_WHAT TO WORK ON_: Your job is to restate each entry word for word.
** START **
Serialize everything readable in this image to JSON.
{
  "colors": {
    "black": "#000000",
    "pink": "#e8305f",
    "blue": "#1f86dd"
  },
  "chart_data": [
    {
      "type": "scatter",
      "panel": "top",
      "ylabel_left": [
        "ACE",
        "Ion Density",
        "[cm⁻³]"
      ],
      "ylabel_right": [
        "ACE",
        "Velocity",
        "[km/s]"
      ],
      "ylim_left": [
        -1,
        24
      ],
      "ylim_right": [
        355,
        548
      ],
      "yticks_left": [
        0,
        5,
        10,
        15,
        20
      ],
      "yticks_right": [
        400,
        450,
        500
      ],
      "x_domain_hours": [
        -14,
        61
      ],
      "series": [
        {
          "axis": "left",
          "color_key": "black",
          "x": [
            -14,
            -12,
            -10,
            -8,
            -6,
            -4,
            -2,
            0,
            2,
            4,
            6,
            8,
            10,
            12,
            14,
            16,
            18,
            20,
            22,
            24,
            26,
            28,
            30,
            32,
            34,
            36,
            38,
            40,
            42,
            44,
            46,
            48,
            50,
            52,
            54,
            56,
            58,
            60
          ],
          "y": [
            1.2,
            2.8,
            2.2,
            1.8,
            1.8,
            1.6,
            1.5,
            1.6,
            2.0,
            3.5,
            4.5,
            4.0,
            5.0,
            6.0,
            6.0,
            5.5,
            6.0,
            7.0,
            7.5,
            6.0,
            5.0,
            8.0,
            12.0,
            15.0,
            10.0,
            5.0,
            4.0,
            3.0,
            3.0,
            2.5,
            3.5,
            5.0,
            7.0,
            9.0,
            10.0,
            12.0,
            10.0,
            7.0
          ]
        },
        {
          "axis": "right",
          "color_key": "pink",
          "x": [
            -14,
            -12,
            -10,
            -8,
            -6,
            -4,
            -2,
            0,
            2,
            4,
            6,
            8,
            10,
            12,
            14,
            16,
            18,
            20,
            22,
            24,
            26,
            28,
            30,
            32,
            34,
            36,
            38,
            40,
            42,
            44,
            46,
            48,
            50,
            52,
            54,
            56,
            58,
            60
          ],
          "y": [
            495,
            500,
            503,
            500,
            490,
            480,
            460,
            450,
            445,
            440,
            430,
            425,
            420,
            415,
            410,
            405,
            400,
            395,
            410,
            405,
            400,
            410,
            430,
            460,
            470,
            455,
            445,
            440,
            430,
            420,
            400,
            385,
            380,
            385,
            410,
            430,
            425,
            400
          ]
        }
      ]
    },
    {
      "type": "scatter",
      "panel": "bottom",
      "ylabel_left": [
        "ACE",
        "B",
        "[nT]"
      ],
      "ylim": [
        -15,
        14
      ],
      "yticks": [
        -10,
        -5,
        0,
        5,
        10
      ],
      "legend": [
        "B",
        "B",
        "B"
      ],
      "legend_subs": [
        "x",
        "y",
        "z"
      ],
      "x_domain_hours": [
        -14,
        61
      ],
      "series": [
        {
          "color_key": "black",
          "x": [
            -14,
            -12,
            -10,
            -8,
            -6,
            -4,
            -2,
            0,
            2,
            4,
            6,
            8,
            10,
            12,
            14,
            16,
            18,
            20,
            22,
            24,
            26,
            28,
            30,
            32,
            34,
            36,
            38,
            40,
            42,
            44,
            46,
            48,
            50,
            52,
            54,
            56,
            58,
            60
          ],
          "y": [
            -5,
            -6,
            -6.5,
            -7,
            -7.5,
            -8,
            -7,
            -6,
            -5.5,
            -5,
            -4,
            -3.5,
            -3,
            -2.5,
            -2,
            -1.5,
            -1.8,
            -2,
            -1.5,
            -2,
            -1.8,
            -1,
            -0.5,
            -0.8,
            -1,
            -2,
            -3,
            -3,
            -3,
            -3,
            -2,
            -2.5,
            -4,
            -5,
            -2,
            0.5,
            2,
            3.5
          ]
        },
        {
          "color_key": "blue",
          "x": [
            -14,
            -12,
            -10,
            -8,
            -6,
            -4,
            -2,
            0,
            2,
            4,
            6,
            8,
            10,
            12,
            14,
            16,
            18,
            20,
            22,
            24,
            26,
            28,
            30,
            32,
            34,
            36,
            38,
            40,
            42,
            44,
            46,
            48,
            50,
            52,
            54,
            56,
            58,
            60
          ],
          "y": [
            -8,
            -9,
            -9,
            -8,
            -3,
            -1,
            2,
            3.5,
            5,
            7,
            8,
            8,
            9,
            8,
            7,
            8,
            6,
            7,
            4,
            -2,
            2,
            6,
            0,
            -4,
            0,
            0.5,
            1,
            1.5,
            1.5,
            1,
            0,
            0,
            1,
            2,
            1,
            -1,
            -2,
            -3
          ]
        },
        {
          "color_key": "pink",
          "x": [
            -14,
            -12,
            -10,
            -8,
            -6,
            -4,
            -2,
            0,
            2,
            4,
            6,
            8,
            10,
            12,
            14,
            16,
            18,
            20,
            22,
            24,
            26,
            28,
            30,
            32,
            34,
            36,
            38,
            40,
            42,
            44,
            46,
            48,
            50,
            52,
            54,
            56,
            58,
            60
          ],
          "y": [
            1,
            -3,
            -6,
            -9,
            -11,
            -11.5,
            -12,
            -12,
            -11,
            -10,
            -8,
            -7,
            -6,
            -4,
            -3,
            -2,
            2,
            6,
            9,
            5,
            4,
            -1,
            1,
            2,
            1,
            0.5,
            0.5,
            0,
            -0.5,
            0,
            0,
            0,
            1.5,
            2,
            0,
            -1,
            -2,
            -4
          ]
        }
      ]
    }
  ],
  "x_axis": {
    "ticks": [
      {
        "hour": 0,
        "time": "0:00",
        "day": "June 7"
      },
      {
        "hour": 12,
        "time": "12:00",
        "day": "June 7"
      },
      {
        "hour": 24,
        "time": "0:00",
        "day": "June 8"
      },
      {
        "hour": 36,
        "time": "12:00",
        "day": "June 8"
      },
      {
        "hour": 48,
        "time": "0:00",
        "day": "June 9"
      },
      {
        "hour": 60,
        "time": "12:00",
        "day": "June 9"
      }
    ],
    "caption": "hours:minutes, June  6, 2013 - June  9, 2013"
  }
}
** END **
_RESPONSE_:
Serialize everything readable in this image to JSON.
{
  "colors": {
    "black": "#000000",
    "pink": "#e8305f",
    "blue": "#1f86dd"
  },
  "chart_data": [
    {
      "type": "scatter",
      "panel": "top",
      "ylabel_left": [
        "ACE",
        "Ion Density",
        "[cm⁻³]"
      ],
      "ylabel_right": [
        "ACE",
        "Velocity",
        "[km/s]"
      ],
      "ylim_left": [
        -1,
        24
      ],
      "ylim_right": [
        355,
        548
      ],
      "yticks_left": [
        0,
        5,
        10,
        15,
        20
      ],
      "yticks_right": [
        400,
        450,
        500
      ],
      "x_domain_hours": [
        -14,
        61
      ],
      "series": [
        {
          "axis": "left",
          "color_key": "black",
          "x": [
            -14,
            -12,
            -10,
            -8,
            -6,
            -4,
            -2,
            0,
            2,
            4,
            6,
            8,
            10,
            12,
            14,
            16,
            18,
            20,
            22,
            24,
            26,
            28,
            30,
            32,
            34,
            36,
            38,
            40,
            42,
            44,
            46,
            48,
            50,
            52,
            54,
            56,
            58,
            60
          ],
          "y": [
            1.2,
            2.8,
            2.2,
            1.8,
            1.8,
            1.6,
            1.5,
            1.6,
            2.0,
            3.5,
            4.5,
            4.0,
            5.0,
            6.0,
            6.0,
            5.5,
            6.0,
            7.0,
            7.5,
            6.0,
            5.0,
            8.0,
            12.0,
            15.0,
            10.0,
            5.0,
            4.0,
            3.0,
            3.0,
            2.5,
            3.5,
            5.0,
            7.0,
            9.0,
            10.0,
            12.0,
            10.0,
            7.0
          ]
        },
        {
          "axis": "right",
          "color_key": "pink",
          "x": [
            -14,
            -12,
            -10,
            -8,
            -6,
            -4,
            -2,
            0,
            2,
            4,
            6,
            8,
            10,
            12,
            14,
            16,
            18,
            20,
            22,
            24,
            26,
            28,
            30,
            32,
            34,
            36,
            38,
            40,
            42,
            44,
            46,
            48,
            50,
            52,
            54,
            56,
            58,
            60
          ],
          "y": [
            495,
            500,
            503,
            500,
            490,
            480,
            460,
            450,
            445,
            440,
            430,
            425,
            420,
            415,
            410,
            405,
            400,
            395,
            410,
            405,
            400,
            410,
            430,
            460,
            470,
            455,
            445,
            440,
            430,
            420,
            400,
            385,
            380,
            385,
            410,
            430,
            425,
            400
          ]
        }
      ]
    },
    {
      "type": "scatter",
      "panel": "bottom",
      "ylabel_left": [
        "ACE",
        "B",
        "[nT]"
      ],
      "ylim": [
        -15,
        14
      ],
      "yticks": [
        -10,
        -5,
        0,
        5,
        10
      ],
      "legend": [
        "B",
        "B",
        "B"
      ],
      "legend_subs": [
        "x",
        "y",
        "z"
      ],
      "x_domain_hours": [
        -14,
        61
      ],
      "series": [
        {
          "color_key": "black",
          "x": [
            -14,
            -12,
            -10,
            -8,
            -6,
            -4,
            -2,
            0,
            2,
            4,
            6,
            8,
            10,
            12,
            14,
            16,
            18,
            20,
            22,
            24,
            26,
            28,
            30,
            32,
            34,
            36,
            38,
            40,
            42,
            44,
            46,
            48,
            50,
            52,
            54,
            56,
            58,
            60
          ],
          "y": [
            -5,
            -6,
            -6.5,
            -7,
            -7.5,
            -8,
            -7,
            -6,
            -5.5,
            -5,
            -4,
            -3.5,
            -3,
            -2.5,
            -2,
            -1.5,
            -1.8,
            -2,
            -1.5,
            -2,
            -1.8,
            -1,
            -0.5,
            -0.8,
            -1,
            -2,
            -3,
            -3,
            -3,
            -3,
            -2,
            -2.5,
            -4,
            -5,
            -2,
            0.5,
            2,
            3.5
          ]
        },
        {
          "color_key": "blue",
          "x": [
            -14,
            -12,
            -10,
            -8,
            -6,
            -4,
            -2,
            0,
            2,
            4,
            6,
            8,
            10,
            12,
            14,
            16,
            18,
            20,
            22,
            24,
            26,
            28,
            30,
            32,
            34,
            36,
            38,
            40,
            42,
            44,
            46,
            48,
            50,
            52,
            54,
            56,
            58,
            60
          ],
          "y": [
            -8,
            -9,
            -9,
            -8,
            -3,
            -1,
            2,
            3.5,
            5,
            7,
            8,
            8,
            9,
            8,
            7,
            8,
            6,
            7,
            4,
            -2,
            2,
            6,
            0,
            -4,
            0,
            0.5,
            1,
            1.5,
            1.5,
            1,
            0,
            0,
            1,
            2,
            1,
            -1,
            -2,
            -3
          ]
        },
        {
          "color_key": "pink",
          "x": [
            -14,
            -12,
            -10,
            -8,
            -6,
            -4,
            -2,
            0,
            2,
            4,
            6,
            8,
            10,
            12,
            14,
            16,
            18,
            20,
            22,
            24,
            26,
            28,
            30,
            32,
            34,
            36,
            38,
            40,
            42,
            44,
            46,
            48,
            50,
            52,
            54,
            56,
            58,
            60
          ],
          "y": [
            1,
            -3,
            -6,
            -9,
            -11,
            -11.5,
            -12,
            -12,
            -11,
            -10,
            -8,
            -7,
            -6,
            -4,
            -3,
            -2,
            2,
            6,
            9,
            5,
            4,
            -1,
            1,
            2,
            1,
            0.5,
            0.5,
            0,
            -0.5,
            0,
            0,
            0,
            1.5,
            2,
            0,
            -1,
            -2,
            -4
          ]
        }
      ]
    }
  ],
  "x_axis": {
    "ticks": [
      {
        "hour": 0,
        "time": "0:00",
        "day": "June 7"
      },
      {
        "hour": 12,
        "time": "12:00",
        "day": "June 7"
      },
      {
        "hour": 24,
        "time": "0:00",
        "day": "June 8"
      },
      {
        "hour": 36,
        "time": "12:00",
        "day": "June 8"
      },
      {
        "hour": 48,
        "time": "0:00",
        "day": "June 9"
      },
      {
        "hour": 60,
        "time": "12:00",
        "day": "June 9"
      }
    ],
    "caption": "hours:minutes, June  6, 2013 - June  9, 2013"
  }
}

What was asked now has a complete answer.